→ **TEXT**
• Welcome! The TrekBBS is the number one place to chat about Star Trek with like-minded fans.
    If you are not already a member then please register an account and join in the discussion!

TOS set during the 22nd Century!?

The Wrath of Khan was two-faced on the dating - the title card identified the time period as the 23rd century, yet Khan said that he ruled a large part of Earth two centuries before, which would place his rule in the late 21st century.

Maybe that was the intent. After all, the mid-1990s were a lot closer in 1982 than they were in 1967, so it's quite possible the filmmakers were retconning the timeframe of the Eugenics Wars, pushing them into the future to make it less implausible to contemporary audiences.

But doesn't Khan specifically mention 1996 in TWOK?
 
But doesn't Khan specifically mention 1996 in TWOK?

Oh, yeah, he did. That would just make it a continuity glitch, then -- copying what "Space Seed" said without thinking it through, the same way Ron Moore had an admiral in "Doctor Bashir, I Presume" say the Eugenics Wars were 200 years earlier because he was just copying what TWOK said rather than thinking it through and realizing it'd be more like 380 years by that point.
 
Add to the list of "two hundred years" references Sulu's comment about the handgun he found in Shore Leave - an antiquie which hadn't been manufactured for a couple of centuries, according to him.
The Smith & Wesson Model 10 is still in production (four inch barrel only), at what point in time will it be no longer manufactured? If they are produced passed the time period of the third world war, then Sulu's estimate is fine.

Also, Sulu statement of "hasn't been one like this made in a couple of centuries," could be somewhat vague. Today someone could make the general conversation statement that the American Civil War started " a couple of centuries ago," and they would not be politely called on the 49 year inaccuracy. General conversation.

And in Space Seed, Kirk's response of "two centuries we estimate," might have been partially base on his earlier belief that they were dealing with a DY-500 spacecraft built sometime in the 21st century. Plus Kirk might not have been making any effort to be precise with a semiconscious man.

But doesn't Khan specifically mention 1996 in TWOK?
Chekov said he was from the late 20th century, and never gave the exact year.

Khan's statement in TWOK of be from 200 years in the past (okay this is a stretch) might be from no one ever correcting what Kirk first told him.

:)
 
Last edited:
Chekov said he was from the late 20th century, and never gave the exact year.

Khan's statement in TWOK of be from 200 years in the past (okay this is a stretch) might be from no one ever correcting what Kirk first told him.

Sorry, but Khan himself did give the year. I initially forgot that myself, but have since been put straight.

http://www.chakoteya.net/movies/movie2.html
Do you mean he never told you the tale? To amuse your Captain? No? Never told you how the Enterprise picked up the Botany Bay, lost in space in the year nineteen hundred and ninety-six, myself and the ship's company in cryogenic freeze?

Then a few lines later in the same scene:
On Earth, ...two hundred years ago, ...I was a prince, ...with power over millions.
 
Interestingly, Khan's line in the script was originally "three hundred years ago." An October 14, 1981 de Forest Research memo correctly noted that the series was usually dated as being two hundred years in the future, not three hundred, so the line was changed.

→ **SET TASKS**
(A) In the forum thread, what year does Khan give for when the Botany Bay was lost in space?
(B) Retype the forum thread from "TOS set during" up to and including "late 21st century.".

(Layout element entries)
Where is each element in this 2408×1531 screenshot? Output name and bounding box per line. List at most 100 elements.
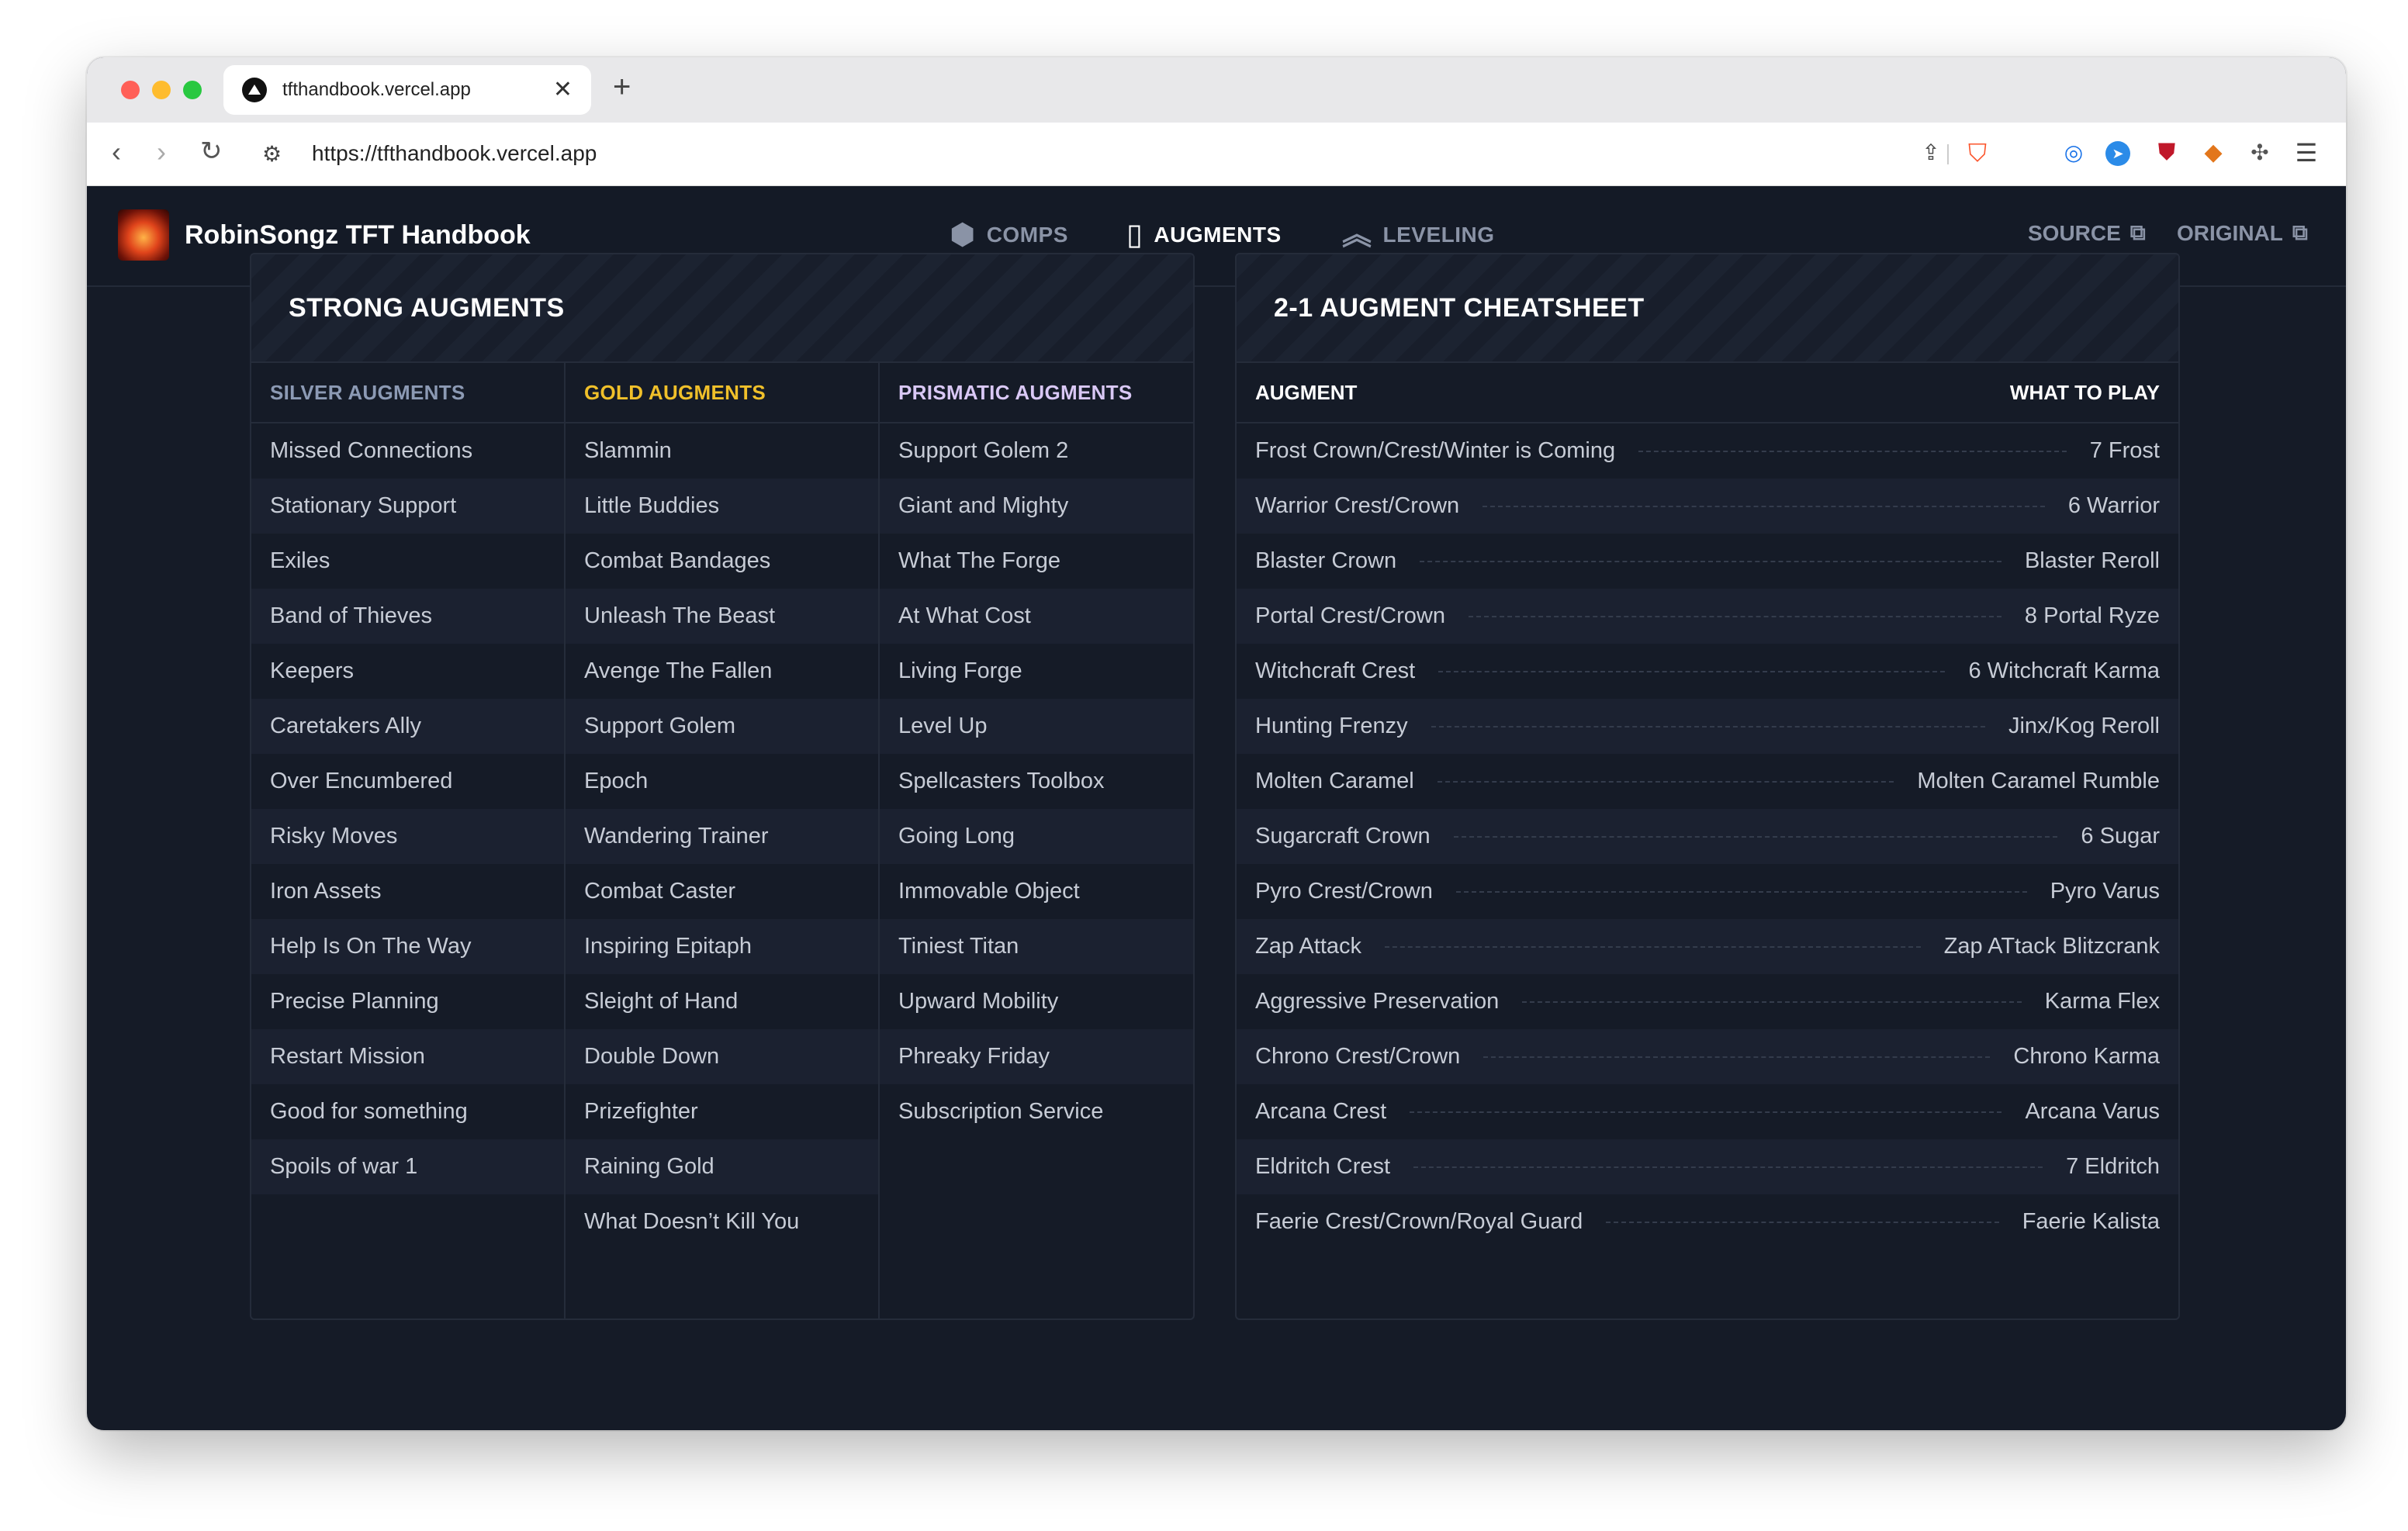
cheatsheet-play: 8 Portal Ryze	[2024, 603, 2160, 628]
browser-toolbar: ‹ › ↻ ⚙ https://tfthandbook.vercel.app ⇪…	[87, 123, 2346, 186]
cheatsheet-augment: Eldritch Crest	[1255, 1154, 1391, 1179]
tab-close-icon[interactable]: ✕	[553, 78, 573, 102]
cheatsheet-panel: 2-1 AUGMENT CHEATSHEET AUGMENT WHAT TO P…	[1235, 253, 2180, 1320]
share-icon[interactable]: ⇪	[1916, 138, 1946, 168]
cheatsheet-column-headers: AUGMENT WHAT TO PLAY	[1237, 363, 2178, 423]
cheatsheet-row: Faerie Crest/Crown/Royal Guard Faerie Kal…	[1237, 1194, 2178, 1249]
ublock-shield-icon[interactable]: ⛊	[2152, 138, 2181, 168]
augment-item: What The Forge	[898, 548, 1061, 573]
app-brand-title[interactable]: RobinSongz TFT Handbook	[185, 220, 531, 251]
close-window-button[interactable]	[121, 81, 140, 99]
cubes-icon: ⬢	[950, 219, 976, 251]
augment-item: Good for something	[270, 1099, 468, 1124]
cheatsheet-list: Frost Crown/Crest/Winter is Coming 7 Fros…	[1237, 423, 2178, 1249]
augment-item: Help Is On The Way	[251, 919, 564, 974]
nav-leveling[interactable]: ︽ LEVELING	[1342, 220, 1495, 250]
cheatsheet-augment: Portal Crest/Crown	[1255, 603, 1445, 628]
original-link[interactable]: ORIGINAL ⧉	[2177, 220, 2308, 246]
cheatsheet-row: Portal Crest/Crown 8 Portal Ryze	[1237, 589, 2178, 644]
augment-column-header: AUGMENT	[1255, 380, 1358, 404]
source-link[interactable]: SOURCE ⧉	[2028, 220, 2146, 246]
augment-item: Over Encumbered	[270, 769, 453, 793]
cheatsheet-augment: Arcana Crest	[1255, 1099, 1387, 1124]
augment-item: Wandering Trainer	[566, 809, 878, 864]
cheatsheet-augment: Warrior Crest/Crown	[1255, 493, 1460, 518]
new-tab-button[interactable]: +	[613, 71, 631, 102]
augment-item: Stationary Support	[251, 479, 564, 534]
augment-item: Exiles	[270, 548, 330, 573]
brave-shield-icon[interactable]: ⛉	[1963, 138, 1992, 168]
metamask-fox-icon[interactable]: ◆	[2199, 138, 2228, 168]
cheatsheet-augment: Witchcraft Crest	[1255, 658, 1416, 683]
source-link-label: SOURCE	[2028, 220, 2121, 245]
dotted-leader	[1413, 1166, 2043, 1168]
augment-item: Sleight of Hand	[584, 989, 739, 1014]
augment-tier-columns: SILVER AUGMENTS Missed Connections Statio…	[251, 363, 1193, 1318]
cheatsheet-play: 6 Sugar	[2081, 824, 2160, 848]
dotted-leader	[1606, 1221, 1999, 1223]
maximize-window-button[interactable]	[183, 81, 202, 99]
augment-item: Spellcasters Toolbox	[898, 769, 1105, 793]
site-settings-icon[interactable]: ⚙	[262, 141, 282, 167]
menu-icon[interactable]: ☰	[2292, 138, 2321, 168]
cheatsheet-play: 6 Witchcraft Karma	[1968, 658, 2160, 683]
original-link-label: ORIGINAL	[2177, 220, 2283, 245]
tab-title: tfthandbook.vercel.app	[282, 79, 471, 100]
cheatsheet-row: Sugarcraft Crown 6 Sugar	[1237, 809, 2178, 864]
dotted-leader	[1437, 780, 1894, 783]
augment-item: Subscription Service	[898, 1099, 1104, 1124]
augment-item: At What Cost	[880, 589, 1193, 644]
augment-item: Double Down	[566, 1029, 878, 1084]
augment-item: Caretakers Ally	[251, 699, 564, 754]
nav-comps-label: COMPS	[986, 223, 1068, 247]
nav-augments-label: AUGMENTS	[1154, 223, 1282, 247]
external-link-icon: ⧉	[2292, 220, 2308, 244]
address-bar[interactable]: https://tfthandbook.vercel.app	[312, 141, 597, 166]
strong-augments-header: STRONG AUGMENTS	[251, 254, 1193, 363]
gold-header: GOLD AUGMENTS	[566, 363, 878, 423]
strong-augments-title: STRONG AUGMENTS	[289, 292, 565, 323]
augment-item: Level Up	[880, 699, 1193, 754]
augment-item: Giant and Mighty	[880, 479, 1193, 534]
cheatsheet-play: Molten Caramel Rumble	[1917, 769, 2160, 793]
cheatsheet-augment: Molten Caramel	[1255, 769, 1414, 793]
cheatsheet-play: Faerie Kalista	[2022, 1209, 2160, 1234]
extension-lens-icon[interactable]: ◎	[2059, 138, 2088, 168]
what-to-play-column-header: WHAT TO PLAY	[2009, 380, 2160, 404]
extensions-puzzle-icon[interactable]: ✣	[2245, 138, 2275, 168]
toolbar-divider	[1947, 144, 1949, 164]
browser-tab[interactable]: tfthandbook.vercel.app ✕	[223, 65, 591, 115]
dotted-leader	[1453, 835, 2058, 838]
cheatsheet-play: Karma Flex	[2044, 989, 2160, 1014]
augment-item: Raining Gold	[566, 1139, 878, 1194]
cheatsheet-augment: Pyro Crest/Crown	[1255, 879, 1433, 904]
augment-item: Slammin	[584, 438, 672, 463]
tab-strip: tfthandbook.vercel.app ✕ +	[87, 57, 2346, 123]
cheatsheet-row: Aggressive Preservation Karma Flex	[1237, 974, 2178, 1029]
augment-item: Keepers	[270, 658, 355, 683]
cheatsheet-augment: Aggressive Preservation	[1255, 989, 1500, 1014]
cheatsheet-augment: Chrono Crest/Crown	[1255, 1044, 1461, 1069]
cheatsheet-augment: Frost Crown/Crest/Winter is Coming	[1255, 438, 1616, 463]
forward-arrow-icon[interactable]: ›	[157, 138, 166, 166]
dotted-leader	[1385, 945, 1921, 948]
nav-augments[interactable]: ▯ AUGMENTS	[1126, 220, 1282, 250]
cheatsheet-row: Chrono Crest/Crown Chrono Karma	[1237, 1029, 2178, 1084]
cheatsheet-augment: Blaster Crown	[1255, 548, 1397, 573]
augment-item: Support Golem 2	[898, 438, 1069, 463]
back-arrow-icon[interactable]: ‹	[112, 138, 121, 166]
nav-comps[interactable]: ⬢ COMPS	[950, 220, 1068, 250]
augment-item: What Doesn’t Kill You	[584, 1209, 800, 1234]
reload-icon[interactable]: ↻	[200, 138, 223, 164]
extension-compass-icon[interactable]: ➤	[2105, 141, 2130, 166]
cheatsheet-play: Blaster Reroll	[2024, 548, 2160, 573]
augment-item: Band of Thieves	[251, 589, 564, 644]
dotted-leader	[1455, 890, 2027, 893]
cheatsheet-row: Blaster Crown Blaster Reroll	[1237, 534, 2178, 589]
cheatsheet-play: Jinx/Kog Reroll	[2008, 714, 2160, 738]
cheatsheet-title: 2-1 AUGMENT CHEATSHEET	[1274, 292, 1645, 323]
cheatsheet-row: Witchcraft Crest 6 Witchcraft Karma	[1237, 644, 2178, 699]
minimize-window-button[interactable]	[152, 81, 171, 99]
augment-item: Inspiring Epitaph	[566, 919, 878, 974]
app-logo[interactable]	[118, 209, 169, 261]
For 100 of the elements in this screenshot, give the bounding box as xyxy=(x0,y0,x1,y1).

→ **EXERCISE RESULTS**
(A) Nineteen hundred and ninety-six (1996).

(B)
TOS set during the 22nd Century!?

The Wrath of Khan was two-faced on the dating - the title card identified the time period as the 23rd century, yet Khan said that he ruled a large part of Earth two centuries before, which would place his rule in the late 21st century.